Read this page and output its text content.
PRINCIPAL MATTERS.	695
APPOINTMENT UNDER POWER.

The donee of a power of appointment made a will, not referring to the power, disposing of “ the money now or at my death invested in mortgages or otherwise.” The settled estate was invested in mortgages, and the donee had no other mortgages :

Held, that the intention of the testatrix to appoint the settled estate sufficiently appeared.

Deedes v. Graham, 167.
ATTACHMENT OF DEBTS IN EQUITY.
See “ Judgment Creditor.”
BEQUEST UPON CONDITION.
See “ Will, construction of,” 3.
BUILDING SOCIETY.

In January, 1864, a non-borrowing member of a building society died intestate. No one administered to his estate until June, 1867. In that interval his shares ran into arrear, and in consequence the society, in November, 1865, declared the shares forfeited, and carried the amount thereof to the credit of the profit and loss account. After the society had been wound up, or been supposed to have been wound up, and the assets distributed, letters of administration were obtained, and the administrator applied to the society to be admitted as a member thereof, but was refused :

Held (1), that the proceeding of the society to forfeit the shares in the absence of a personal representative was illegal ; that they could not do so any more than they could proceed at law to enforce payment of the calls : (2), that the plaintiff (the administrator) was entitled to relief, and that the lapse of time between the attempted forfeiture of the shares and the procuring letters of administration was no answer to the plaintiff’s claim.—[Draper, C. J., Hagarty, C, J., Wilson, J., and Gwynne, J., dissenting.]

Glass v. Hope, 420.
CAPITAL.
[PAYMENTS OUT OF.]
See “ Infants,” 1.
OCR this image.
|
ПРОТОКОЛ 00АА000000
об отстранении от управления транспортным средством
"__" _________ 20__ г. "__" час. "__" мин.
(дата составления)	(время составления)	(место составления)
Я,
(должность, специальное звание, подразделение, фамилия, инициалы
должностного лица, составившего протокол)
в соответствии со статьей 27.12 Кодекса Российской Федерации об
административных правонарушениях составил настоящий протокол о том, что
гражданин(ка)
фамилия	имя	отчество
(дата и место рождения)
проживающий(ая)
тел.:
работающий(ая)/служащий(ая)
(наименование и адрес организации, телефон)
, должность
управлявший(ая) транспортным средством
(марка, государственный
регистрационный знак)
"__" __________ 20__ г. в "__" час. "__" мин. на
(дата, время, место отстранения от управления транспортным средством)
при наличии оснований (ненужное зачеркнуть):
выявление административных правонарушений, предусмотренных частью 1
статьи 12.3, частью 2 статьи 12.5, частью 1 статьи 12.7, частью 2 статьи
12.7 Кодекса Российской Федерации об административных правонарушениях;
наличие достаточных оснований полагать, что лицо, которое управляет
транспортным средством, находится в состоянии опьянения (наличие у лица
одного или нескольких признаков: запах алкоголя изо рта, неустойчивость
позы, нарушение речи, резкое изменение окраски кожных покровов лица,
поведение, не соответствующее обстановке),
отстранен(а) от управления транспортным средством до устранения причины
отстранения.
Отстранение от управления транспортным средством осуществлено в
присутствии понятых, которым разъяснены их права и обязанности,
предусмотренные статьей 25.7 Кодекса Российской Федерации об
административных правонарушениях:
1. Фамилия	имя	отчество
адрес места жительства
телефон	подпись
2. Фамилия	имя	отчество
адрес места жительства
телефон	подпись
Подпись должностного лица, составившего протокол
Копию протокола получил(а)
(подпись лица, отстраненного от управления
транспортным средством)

To be done | Each record above must be given again exactly.

Solution to this problem |
Read this page and output its text content.
PRINCIPAL MATTERS.	695
APPOINTMENT UNDER POWER.

The donee of a power of appointment made a will, not referring to the power, disposing of “ the money now or at my death invested in mortgages or otherwise.” The settled estate was invested in mortgages, and the donee had no other mortgages :

Held, that the intention of the testatrix to appoint the settled estate sufficiently appeared.

Deedes v. Graham, 167.
ATTACHMENT OF DEBTS IN EQUITY.
See “ Judgment Creditor.”
BEQUEST UPON CONDITION.
See “ Will, construction of,” 3.
BUILDING SOCIETY.

In January, 1864, a non-borrowing member of a building society died intestate. No one administered to his estate until June, 1867. In that interval his shares ran into arrear, and in consequence the society, in November, 1865, declared the shares forfeited, and carried the amount thereof to the credit of the profit and loss account. After the society had been wound up, or been supposed to have been wound up, and the assets distributed, letters of administration were obtained, and the administrator applied to the society to be admitted as a member thereof, but was refused :

Held (1), that the proceeding of the society to forfeit the shares in the absence of a personal representative was illegal ; that they could not do so any more than they could proceed at law to enforce payment of the calls : (2), that the plaintiff (the administrator) was entitled to relief, and that the lapse of time between the attempted forfeiture of the shares and the procuring letters of administration was no answer to the plaintiff’s claim.—[Draper, C. J., Hagarty, C, J., Wilson, J., and Gwynne, J., dissenting.]

Glass v. Hope, 420.
CAPITAL.
[PAYMENTS OUT OF.]
See “ Infants,” 1.
OCR this image.
|
ПРОТОКОЛ 00АА000000
об отстранении от управления транспортным средством
"__" _________ 20__ г. "__" час. "__" мин.
(дата составления)	(время составления)	(место составления)
Я,
(должность, специальное звание, подразделение, фамилия, инициалы
должностного лица, составившего протокол)
в соответствии со статьей 27.12 Кодекса Российской Федерации об
административных правонарушениях составил настоящий протокол о том, что
гражданин(ка)
фамилия	имя	отчество
(дата и место рождения)
проживающий(ая)
тел.:
работающий(ая)/служащий(ая)
(наименование и адрес организации, телефон)
, должность
управлявший(ая) транспортным средством
(марка, государственный
регистрационный знак)
"__" __________ 20__ г. в "__" час. "__" мин. на
(дата, время, место отстранения от управления транспортным средством)
при наличии оснований (ненужное зачеркнуть):
выявление административных правонарушений, предусмотренных частью 1
статьи 12.3, частью 2 статьи 12.5, частью 1 статьи 12.7, частью 2 статьи
12.7 Кодекса Российской Федерации об административных правонарушениях;
наличие достаточных оснований полагать, что лицо, которое управляет
транспортным средством, находится в состоянии опьянения (наличие у лица
одного или нескольких признаков: запах алкоголя изо рта, неустойчивость
позы, нарушение речи, резкое изменение окраски кожных покровов лица,
поведение, не соответствующее обстановке),
отстранен(а) от управления транспортным средством до устранения причины
отстранения.
Отстранение от управления транспортным средством осуществлено в
присутствии понятых, которым разъяснены их права и обязанности,
предусмотренные статьей 25.7 Кодекса Российской Федерации об
административных правонарушениях:
1. Фамилия	имя	отчество
адрес места жительства
телефон	подпись
2. Фамилия	имя	отчество
адрес места жительства
телефон	подпись
Подпись должностного лица, составившего протокол
Копию протокола получил(а)
(подпись лица, отстраненного от управления
транспортным средством)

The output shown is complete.